→ INSTRUCTION:
Reproduce all lines of the listing below in which the word "每小题读两遍" occurs.
##########
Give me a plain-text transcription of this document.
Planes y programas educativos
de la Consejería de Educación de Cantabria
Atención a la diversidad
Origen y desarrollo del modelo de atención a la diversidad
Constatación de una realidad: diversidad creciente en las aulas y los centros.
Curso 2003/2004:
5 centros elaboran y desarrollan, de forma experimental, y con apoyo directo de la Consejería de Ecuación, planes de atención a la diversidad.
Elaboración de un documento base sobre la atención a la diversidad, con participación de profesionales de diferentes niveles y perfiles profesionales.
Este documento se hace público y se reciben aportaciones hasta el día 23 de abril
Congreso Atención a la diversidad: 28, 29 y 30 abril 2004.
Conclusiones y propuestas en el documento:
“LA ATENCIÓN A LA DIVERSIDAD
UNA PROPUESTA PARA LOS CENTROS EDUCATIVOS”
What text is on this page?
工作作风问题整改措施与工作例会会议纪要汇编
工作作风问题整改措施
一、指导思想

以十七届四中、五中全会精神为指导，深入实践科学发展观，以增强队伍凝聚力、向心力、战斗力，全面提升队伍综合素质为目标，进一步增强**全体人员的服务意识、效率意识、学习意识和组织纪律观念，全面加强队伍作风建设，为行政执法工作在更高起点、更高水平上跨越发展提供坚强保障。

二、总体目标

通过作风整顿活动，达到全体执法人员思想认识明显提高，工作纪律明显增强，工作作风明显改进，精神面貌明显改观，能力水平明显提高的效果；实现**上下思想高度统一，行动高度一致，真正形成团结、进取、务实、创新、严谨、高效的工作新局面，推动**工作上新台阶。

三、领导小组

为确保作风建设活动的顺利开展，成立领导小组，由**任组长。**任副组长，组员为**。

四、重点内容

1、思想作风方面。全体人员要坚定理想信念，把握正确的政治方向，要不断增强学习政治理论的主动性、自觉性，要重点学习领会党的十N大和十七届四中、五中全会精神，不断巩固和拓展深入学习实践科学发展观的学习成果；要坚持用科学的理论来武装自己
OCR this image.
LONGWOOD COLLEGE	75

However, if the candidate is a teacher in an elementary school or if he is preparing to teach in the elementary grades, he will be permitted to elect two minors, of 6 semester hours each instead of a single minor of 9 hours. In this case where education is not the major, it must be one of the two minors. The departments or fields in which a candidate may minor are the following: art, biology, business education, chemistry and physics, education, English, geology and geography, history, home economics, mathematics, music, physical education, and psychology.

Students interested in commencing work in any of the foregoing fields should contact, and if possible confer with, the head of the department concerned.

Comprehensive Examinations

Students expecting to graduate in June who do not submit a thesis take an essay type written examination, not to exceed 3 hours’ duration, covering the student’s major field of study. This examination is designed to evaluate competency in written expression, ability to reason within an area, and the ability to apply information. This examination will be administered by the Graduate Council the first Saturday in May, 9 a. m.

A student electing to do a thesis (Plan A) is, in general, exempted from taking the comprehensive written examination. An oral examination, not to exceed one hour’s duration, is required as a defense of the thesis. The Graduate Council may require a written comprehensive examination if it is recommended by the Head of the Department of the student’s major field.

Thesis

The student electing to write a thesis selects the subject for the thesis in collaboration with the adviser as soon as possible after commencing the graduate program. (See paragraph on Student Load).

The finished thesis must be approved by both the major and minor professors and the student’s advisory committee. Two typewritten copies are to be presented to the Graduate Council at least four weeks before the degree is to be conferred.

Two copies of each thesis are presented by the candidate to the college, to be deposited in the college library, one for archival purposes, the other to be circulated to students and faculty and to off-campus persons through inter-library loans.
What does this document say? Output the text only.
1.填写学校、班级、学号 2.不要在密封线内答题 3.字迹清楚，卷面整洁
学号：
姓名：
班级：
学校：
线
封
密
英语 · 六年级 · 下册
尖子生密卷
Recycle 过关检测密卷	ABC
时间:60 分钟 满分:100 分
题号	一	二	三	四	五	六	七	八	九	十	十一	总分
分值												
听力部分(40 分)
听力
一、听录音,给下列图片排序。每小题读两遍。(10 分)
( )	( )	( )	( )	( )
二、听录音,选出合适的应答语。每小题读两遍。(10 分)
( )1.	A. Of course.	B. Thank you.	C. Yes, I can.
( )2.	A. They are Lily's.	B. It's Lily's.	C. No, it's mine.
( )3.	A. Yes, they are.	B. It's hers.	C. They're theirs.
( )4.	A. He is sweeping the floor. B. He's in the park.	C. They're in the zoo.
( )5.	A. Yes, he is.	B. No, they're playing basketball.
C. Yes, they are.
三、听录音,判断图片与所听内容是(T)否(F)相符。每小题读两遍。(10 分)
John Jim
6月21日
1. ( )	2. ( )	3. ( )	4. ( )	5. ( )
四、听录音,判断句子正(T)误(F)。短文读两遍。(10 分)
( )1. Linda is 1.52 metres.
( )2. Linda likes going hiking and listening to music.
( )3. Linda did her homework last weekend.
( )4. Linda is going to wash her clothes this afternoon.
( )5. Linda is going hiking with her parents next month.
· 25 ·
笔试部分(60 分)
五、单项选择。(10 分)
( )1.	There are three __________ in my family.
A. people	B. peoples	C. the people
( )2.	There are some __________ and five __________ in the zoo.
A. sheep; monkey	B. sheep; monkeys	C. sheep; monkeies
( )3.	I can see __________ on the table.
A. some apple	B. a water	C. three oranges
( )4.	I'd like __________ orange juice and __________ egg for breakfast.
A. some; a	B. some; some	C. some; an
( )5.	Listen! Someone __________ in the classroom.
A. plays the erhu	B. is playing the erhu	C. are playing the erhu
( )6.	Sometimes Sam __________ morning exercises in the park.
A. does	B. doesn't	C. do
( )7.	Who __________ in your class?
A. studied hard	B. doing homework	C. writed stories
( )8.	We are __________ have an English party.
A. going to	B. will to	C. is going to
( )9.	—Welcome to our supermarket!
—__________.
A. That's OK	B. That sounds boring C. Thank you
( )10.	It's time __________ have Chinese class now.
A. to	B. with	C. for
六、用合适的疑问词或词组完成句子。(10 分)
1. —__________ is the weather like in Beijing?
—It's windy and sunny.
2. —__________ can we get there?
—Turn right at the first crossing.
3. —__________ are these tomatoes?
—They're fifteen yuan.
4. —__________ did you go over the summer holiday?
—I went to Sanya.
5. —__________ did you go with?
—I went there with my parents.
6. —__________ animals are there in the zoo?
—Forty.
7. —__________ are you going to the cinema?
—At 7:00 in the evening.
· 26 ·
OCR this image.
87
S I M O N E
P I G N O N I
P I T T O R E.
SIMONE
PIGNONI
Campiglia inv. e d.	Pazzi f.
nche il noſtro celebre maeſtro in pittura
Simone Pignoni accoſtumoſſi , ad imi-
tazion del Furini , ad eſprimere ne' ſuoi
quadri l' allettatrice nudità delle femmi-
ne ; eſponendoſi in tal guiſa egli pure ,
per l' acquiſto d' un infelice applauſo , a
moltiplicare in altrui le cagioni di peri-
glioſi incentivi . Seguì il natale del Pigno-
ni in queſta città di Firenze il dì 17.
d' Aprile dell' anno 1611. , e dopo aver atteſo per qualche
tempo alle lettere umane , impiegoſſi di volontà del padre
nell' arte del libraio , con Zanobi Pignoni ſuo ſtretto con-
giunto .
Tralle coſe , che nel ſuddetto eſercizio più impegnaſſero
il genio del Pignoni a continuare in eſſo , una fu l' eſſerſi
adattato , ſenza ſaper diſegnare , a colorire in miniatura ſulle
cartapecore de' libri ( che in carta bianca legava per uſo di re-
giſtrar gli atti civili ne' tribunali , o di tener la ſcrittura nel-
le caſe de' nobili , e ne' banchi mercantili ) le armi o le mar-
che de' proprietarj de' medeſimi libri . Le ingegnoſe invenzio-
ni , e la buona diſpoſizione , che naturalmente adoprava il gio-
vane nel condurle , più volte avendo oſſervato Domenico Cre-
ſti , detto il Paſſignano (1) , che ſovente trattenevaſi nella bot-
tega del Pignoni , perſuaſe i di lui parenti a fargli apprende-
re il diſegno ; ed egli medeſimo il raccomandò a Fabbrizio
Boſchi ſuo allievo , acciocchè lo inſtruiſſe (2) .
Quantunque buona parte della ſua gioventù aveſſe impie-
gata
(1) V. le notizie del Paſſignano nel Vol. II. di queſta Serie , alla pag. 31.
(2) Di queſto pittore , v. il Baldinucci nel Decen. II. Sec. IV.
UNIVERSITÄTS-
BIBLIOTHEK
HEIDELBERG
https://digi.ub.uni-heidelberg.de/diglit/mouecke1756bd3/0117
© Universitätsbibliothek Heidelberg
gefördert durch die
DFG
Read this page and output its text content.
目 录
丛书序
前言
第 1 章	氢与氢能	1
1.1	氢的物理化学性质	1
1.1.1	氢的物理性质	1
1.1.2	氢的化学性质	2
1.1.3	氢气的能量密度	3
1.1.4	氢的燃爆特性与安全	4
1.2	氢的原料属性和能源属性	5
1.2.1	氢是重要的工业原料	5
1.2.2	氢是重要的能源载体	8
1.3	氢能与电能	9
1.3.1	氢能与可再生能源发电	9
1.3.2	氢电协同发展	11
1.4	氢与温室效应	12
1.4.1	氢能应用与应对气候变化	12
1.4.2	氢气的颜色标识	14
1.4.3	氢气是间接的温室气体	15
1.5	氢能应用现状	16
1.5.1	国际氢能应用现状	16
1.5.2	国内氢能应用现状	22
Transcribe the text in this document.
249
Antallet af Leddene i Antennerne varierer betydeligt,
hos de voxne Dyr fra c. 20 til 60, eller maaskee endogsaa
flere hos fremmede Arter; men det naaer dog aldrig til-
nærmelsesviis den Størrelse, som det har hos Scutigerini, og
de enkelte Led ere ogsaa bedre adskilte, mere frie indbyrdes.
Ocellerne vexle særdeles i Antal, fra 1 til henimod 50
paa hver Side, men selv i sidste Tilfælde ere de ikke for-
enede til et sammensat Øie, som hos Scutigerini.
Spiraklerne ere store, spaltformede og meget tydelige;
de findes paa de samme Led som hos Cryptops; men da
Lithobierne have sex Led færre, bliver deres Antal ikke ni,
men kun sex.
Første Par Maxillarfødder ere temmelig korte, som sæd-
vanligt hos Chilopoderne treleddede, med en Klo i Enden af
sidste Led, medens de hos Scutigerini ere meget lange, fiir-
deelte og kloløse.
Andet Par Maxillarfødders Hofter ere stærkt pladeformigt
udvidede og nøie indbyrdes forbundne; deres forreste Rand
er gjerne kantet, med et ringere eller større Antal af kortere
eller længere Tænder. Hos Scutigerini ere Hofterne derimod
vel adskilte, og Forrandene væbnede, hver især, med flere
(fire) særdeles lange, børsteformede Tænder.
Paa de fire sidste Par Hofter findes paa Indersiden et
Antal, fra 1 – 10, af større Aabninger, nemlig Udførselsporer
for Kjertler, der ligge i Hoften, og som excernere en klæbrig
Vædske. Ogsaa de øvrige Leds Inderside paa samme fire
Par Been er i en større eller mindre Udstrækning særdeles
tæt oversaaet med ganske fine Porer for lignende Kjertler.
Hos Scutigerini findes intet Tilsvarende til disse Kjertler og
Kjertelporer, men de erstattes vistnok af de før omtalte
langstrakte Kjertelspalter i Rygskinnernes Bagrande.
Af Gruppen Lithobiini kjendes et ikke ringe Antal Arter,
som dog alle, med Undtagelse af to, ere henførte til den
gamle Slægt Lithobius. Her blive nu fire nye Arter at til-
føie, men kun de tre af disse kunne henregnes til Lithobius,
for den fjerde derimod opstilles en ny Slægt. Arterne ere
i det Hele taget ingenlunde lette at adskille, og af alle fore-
##########
→ SOLUTION FOR THIS EXERCISE:
一、听录音,给下列图片排序。每小题读两遍。(10 分)
二、听录音,选出合适的应答语。每小题读两遍。(10 分)
三、听录音,判断图片与所听内容是(T)否(F)相符。每小题读两遍。(10 分)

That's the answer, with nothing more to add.